- _WHAT THE TASK ASKS_: Render every entry verbatim.

— BEGIN —

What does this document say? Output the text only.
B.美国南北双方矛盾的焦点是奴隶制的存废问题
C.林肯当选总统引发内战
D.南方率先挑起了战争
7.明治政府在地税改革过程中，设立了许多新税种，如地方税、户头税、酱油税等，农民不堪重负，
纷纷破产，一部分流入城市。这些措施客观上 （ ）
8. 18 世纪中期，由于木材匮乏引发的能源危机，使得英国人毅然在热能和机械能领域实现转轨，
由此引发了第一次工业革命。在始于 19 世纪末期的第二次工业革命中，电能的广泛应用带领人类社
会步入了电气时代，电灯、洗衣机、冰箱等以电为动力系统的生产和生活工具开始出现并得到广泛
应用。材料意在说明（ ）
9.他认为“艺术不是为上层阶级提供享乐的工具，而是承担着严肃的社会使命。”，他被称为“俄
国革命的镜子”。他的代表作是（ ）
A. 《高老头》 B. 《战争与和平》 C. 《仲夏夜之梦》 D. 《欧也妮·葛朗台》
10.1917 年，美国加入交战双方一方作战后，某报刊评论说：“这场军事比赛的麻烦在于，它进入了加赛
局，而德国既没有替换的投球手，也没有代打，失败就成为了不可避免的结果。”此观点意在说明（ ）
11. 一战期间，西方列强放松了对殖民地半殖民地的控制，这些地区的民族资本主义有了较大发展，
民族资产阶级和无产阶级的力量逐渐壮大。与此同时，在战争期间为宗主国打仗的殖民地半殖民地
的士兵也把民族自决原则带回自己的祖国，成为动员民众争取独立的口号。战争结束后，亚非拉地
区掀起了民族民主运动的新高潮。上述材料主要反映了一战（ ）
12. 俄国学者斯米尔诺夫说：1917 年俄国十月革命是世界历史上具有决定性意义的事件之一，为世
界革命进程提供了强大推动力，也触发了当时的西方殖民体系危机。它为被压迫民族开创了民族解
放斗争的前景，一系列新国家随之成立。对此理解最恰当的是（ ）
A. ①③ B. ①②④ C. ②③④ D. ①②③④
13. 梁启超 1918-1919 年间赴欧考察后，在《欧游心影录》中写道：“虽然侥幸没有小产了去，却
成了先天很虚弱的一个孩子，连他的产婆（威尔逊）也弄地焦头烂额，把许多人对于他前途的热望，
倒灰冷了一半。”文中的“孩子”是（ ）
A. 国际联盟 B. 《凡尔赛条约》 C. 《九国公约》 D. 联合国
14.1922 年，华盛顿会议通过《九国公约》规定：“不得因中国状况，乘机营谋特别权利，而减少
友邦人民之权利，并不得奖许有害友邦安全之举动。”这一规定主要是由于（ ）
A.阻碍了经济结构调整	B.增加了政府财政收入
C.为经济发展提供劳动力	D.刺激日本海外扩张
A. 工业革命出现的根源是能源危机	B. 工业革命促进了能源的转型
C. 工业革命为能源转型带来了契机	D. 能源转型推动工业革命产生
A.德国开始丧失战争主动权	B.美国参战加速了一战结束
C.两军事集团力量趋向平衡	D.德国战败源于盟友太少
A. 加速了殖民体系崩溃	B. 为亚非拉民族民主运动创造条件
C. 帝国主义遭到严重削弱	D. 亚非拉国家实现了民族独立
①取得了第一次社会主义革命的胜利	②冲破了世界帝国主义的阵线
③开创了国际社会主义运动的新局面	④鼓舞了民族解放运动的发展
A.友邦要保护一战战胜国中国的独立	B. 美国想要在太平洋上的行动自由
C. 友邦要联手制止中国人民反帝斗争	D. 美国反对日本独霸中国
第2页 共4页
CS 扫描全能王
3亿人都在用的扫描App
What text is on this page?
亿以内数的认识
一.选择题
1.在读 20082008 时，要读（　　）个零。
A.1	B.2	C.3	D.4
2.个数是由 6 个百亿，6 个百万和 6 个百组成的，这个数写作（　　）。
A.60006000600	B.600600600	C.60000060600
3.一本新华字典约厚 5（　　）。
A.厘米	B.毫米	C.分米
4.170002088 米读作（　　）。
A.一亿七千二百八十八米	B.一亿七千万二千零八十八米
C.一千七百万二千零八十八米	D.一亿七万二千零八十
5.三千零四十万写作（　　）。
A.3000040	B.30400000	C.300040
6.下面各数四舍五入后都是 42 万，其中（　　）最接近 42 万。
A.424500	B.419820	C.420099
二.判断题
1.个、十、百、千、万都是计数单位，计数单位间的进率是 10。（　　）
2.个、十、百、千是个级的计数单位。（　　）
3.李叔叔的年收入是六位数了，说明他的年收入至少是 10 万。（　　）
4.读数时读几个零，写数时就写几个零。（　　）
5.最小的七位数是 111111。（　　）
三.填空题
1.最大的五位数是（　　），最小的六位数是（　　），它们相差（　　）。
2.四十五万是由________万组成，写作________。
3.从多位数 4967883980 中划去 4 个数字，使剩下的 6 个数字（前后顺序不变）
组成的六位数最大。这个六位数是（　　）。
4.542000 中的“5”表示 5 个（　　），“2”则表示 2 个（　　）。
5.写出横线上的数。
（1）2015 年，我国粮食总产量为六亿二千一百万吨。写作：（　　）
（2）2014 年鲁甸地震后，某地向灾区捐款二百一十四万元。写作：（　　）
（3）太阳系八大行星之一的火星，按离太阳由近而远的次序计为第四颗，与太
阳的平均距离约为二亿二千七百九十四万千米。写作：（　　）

— END —

- _THE ANSWER_:
What does this document say? Output the text only.
B.美国南北双方矛盾的焦点是奴隶制的存废问题
C.林肯当选总统引发内战
D.南方率先挑起了战争
7.明治政府在地税改革过程中，设立了许多新税种，如地方税、户头税、酱油税等，农民不堪重负，
纷纷破产，一部分流入城市。这些措施客观上 （ ）
8. 18 世纪中期，由于木材匮乏引发的能源危机，使得英国人毅然在热能和机械能领域实现转轨，
由此引发了第一次工业革命。在始于 19 世纪末期的第二次工业革命中，电能的广泛应用带领人类社
会步入了电气时代，电灯、洗衣机、冰箱等以电为动力系统的生产和生活工具开始出现并得到广泛
应用。材料意在说明（ ）
9.他认为“艺术不是为上层阶级提供享乐的工具，而是承担着严肃的社会使命。”，他被称为“俄
国革命的镜子”。他的代表作是（ ）
A. 《高老头》 B. 《战争与和平》 C. 《仲夏夜之梦》 D. 《欧也妮·葛朗台》
10.1917 年，美国加入交战双方一方作战后，某报刊评论说：“这场军事比赛的麻烦在于，它进入了加赛
局，而德国既没有替换的投球手，也没有代打，失败就成为了不可避免的结果。”此观点意在说明（ ）
11. 一战期间，西方列强放松了对殖民地半殖民地的控制，这些地区的民族资本主义有了较大发展，
民族资产阶级和无产阶级的力量逐渐壮大。与此同时，在战争期间为宗主国打仗的殖民地半殖民地
的士兵也把民族自决原则带回自己的祖国，成为动员民众争取独立的口号。战争结束后，亚非拉地
区掀起了民族民主运动的新高潮。上述材料主要反映了一战（ ）
12. 俄国学者斯米尔诺夫说：1917 年俄国十月革命是世界历史上具有决定性意义的事件之一，为世
界革命进程提供了强大推动力，也触发了当时的西方殖民体系危机。它为被压迫民族开创了民族解
放斗争的前景，一系列新国家随之成立。对此理解最恰当的是（ ）
A. ①③ B. ①②④ C. ②③④ D. ①②③④
13. 梁启超 1918-1919 年间赴欧考察后，在《欧游心影录》中写道：“虽然侥幸没有小产了去，却
成了先天很虚弱的一个孩子，连他的产婆（威尔逊）也弄地焦头烂额，把许多人对于他前途的热望，
倒灰冷了一半。”文中的“孩子”是（ ）
A. 国际联盟 B. 《凡尔赛条约》 C. 《九国公约》 D. 联合国
14.1922 年，华盛顿会议通过《九国公约》规定：“不得因中国状况，乘机营谋特别权利，而减少
友邦人民之权利，并不得奖许有害友邦安全之举动。”这一规定主要是由于（ ）
A.阻碍了经济结构调整	B.增加了政府财政收入
C.为经济发展提供劳动力	D.刺激日本海外扩张
A. 工业革命出现的根源是能源危机	B. 工业革命促进了能源的转型
C. 工业革命为能源转型带来了契机	D. 能源转型推动工业革命产生
A.德国开始丧失战争主动权	B.美国参战加速了一战结束
C.两军事集团力量趋向平衡	D.德国战败源于盟友太少
A. 加速了殖民体系崩溃	B. 为亚非拉民族民主运动创造条件
C. 帝国主义遭到严重削弱	D. 亚非拉国家实现了民族独立
①取得了第一次社会主义革命的胜利	②冲破了世界帝国主义的阵线
③开创了国际社会主义运动的新局面	④鼓舞了民族解放运动的发展
A.友邦要保护一战战胜国中国的独立	B. 美国想要在太平洋上的行动自由
C. 友邦要联手制止中国人民反帝斗争	D. 美国反对日本独霸中国
第2页 共4页
CS 扫描全能王
3亿人都在用的扫描App
What text is on this page?
亿以内数的认识
一.选择题
1.在读 20082008 时，要读（　　）个零。
A.1	B.2	C.3	D.4
2.个数是由 6 个百亿，6 个百万和 6 个百组成的，这个数写作（　　）。
A.60006000600	B.600600600	C.60000060600
3.一本新华字典约厚 5（　　）。
A.厘米	B.毫米	C.分米
4.170002088 米读作（　　）。
A.一亿七千二百八十八米	B.一亿七千万二千零八十八米
C.一千七百万二千零八十八米	D.一亿七万二千零八十
5.三千零四十万写作（　　）。
A.3000040	B.30400000	C.300040
6.下面各数四舍五入后都是 42 万，其中（　　）最接近 42 万。
A.424500	B.419820	C.420099
二.判断题
1.个、十、百、千、万都是计数单位，计数单位间的进率是 10。（　　）
2.个、十、百、千是个级的计数单位。（　　）
3.李叔叔的年收入是六位数了，说明他的年收入至少是 10 万。（　　）
4.读数时读几个零，写数时就写几个零。（　　）
5.最小的七位数是 111111。（　　）
三.填空题
1.最大的五位数是（　　），最小的六位数是（　　），它们相差（　　）。
2.四十五万是由________万组成，写作________。
3.从多位数 4967883980 中划去 4 个数字，使剩下的 6 个数字（前后顺序不变）
组成的六位数最大。这个六位数是（　　）。
4.542000 中的“5”表示 5 个（　　），“2”则表示 2 个（　　）。
5.写出横线上的数。
（1）2015 年，我国粮食总产量为六亿二千一百万吨。写作：（　　）
（2）2014 年鲁甸地震后，某地向灾区捐款二百一十四万元。写作：（　　）
（3）太阳系八大行星之一的火星，按离太阳由近而远的次序计为第四颗，与太
阳的平均距离约为二亿二千七百九十四万千米。写作：（　　）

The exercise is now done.